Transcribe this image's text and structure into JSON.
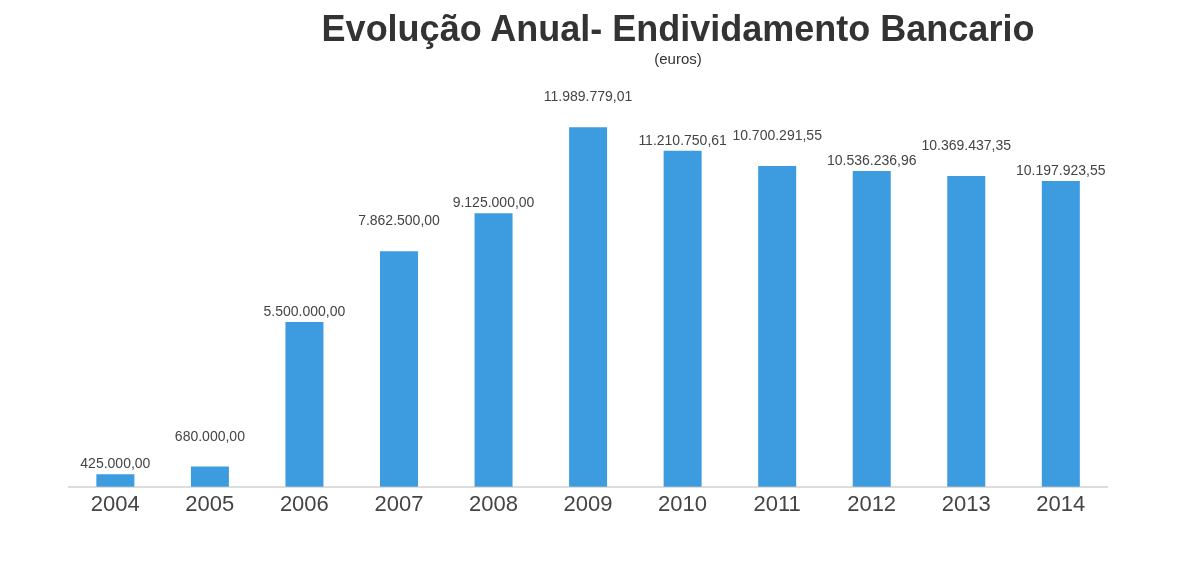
{
  "chart_data": {
    "type": "bar",
    "title": "Evolução Anual- Endividamento Bancario",
    "subtitle": "(euros)",
    "categories": [
      "2004",
      "2005",
      "2006",
      "2007",
      "2008",
      "2009",
      "2010",
      "2011",
      "2012",
      "2013",
      "2014"
    ],
    "values": [
      425000,
      680000,
      5500000,
      7862500,
      9125000,
      11989779.01,
      11210750.61,
      10700291.55,
      10536236.96,
      10369437.35,
      10197923.55
    ],
    "value_labels": [
      "425.000,00",
      "680.000,00",
      "5.500.000,00",
      "7.862.500,00",
      "9.125.000,00",
      "11.989.779,01",
      "11.210.750,61",
      "10.700.291,55",
      "10.536.236,96",
      "10.369.437,35",
      "10.197.923,55"
    ],
    "color": "#3d9be0",
    "ylim": [
      0,
      12000000
    ],
    "tick_labels": "x",
    "grid": false,
    "legend": false
  }
}
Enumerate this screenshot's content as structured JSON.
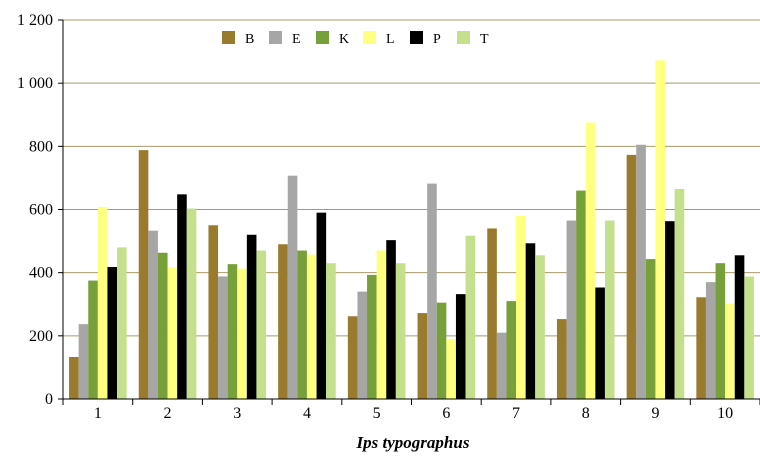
{
  "chart_data": {
    "type": "bar",
    "title": "",
    "xlabel": "Ips typographus",
    "ylabel": "",
    "categories": [
      "1",
      "2",
      "3",
      "4",
      "5",
      "6",
      "7",
      "8",
      "9",
      "10"
    ],
    "ylim": [
      0,
      1200
    ],
    "yticks": [
      0,
      200,
      400,
      600,
      800,
      1000,
      1200
    ],
    "ytick_labels": [
      "0",
      "200",
      "400",
      "600",
      "800",
      "1 000",
      "1 200"
    ],
    "grid": "horizontal",
    "legend_placement": "top-left",
    "series": [
      {
        "name": "B",
        "color": "#9a7b2e",
        "values": [
          133,
          788,
          550,
          490,
          262,
          272,
          540,
          253,
          773,
          322
        ]
      },
      {
        "name": "E",
        "color": "#a6a6a6",
        "values": [
          237,
          533,
          388,
          707,
          340,
          682,
          210,
          565,
          805,
          370
        ]
      },
      {
        "name": "K",
        "color": "#77a03a",
        "values": [
          375,
          463,
          427,
          470,
          393,
          305,
          310,
          660,
          443,
          430
        ]
      },
      {
        "name": "L",
        "color": "#ffff80",
        "values": [
          608,
          417,
          413,
          457,
          470,
          190,
          580,
          875,
          1072,
          302
        ]
      },
      {
        "name": "P",
        "color": "#000000",
        "values": [
          418,
          648,
          520,
          590,
          503,
          332,
          493,
          353,
          563,
          455
        ]
      },
      {
        "name": "T",
        "color": "#c5e08c",
        "values": [
          480,
          603,
          470,
          430,
          430,
          517,
          455,
          565,
          665,
          388
        ]
      }
    ]
  }
}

━━━━━━━━━━━━━━━━

## What you will do
Which lines of the data include "this"? Copy each of them.

## Output of the exercise
Transcribe this image's text and structure into JSON.
Enumerate this screenshot's content as structured JSON.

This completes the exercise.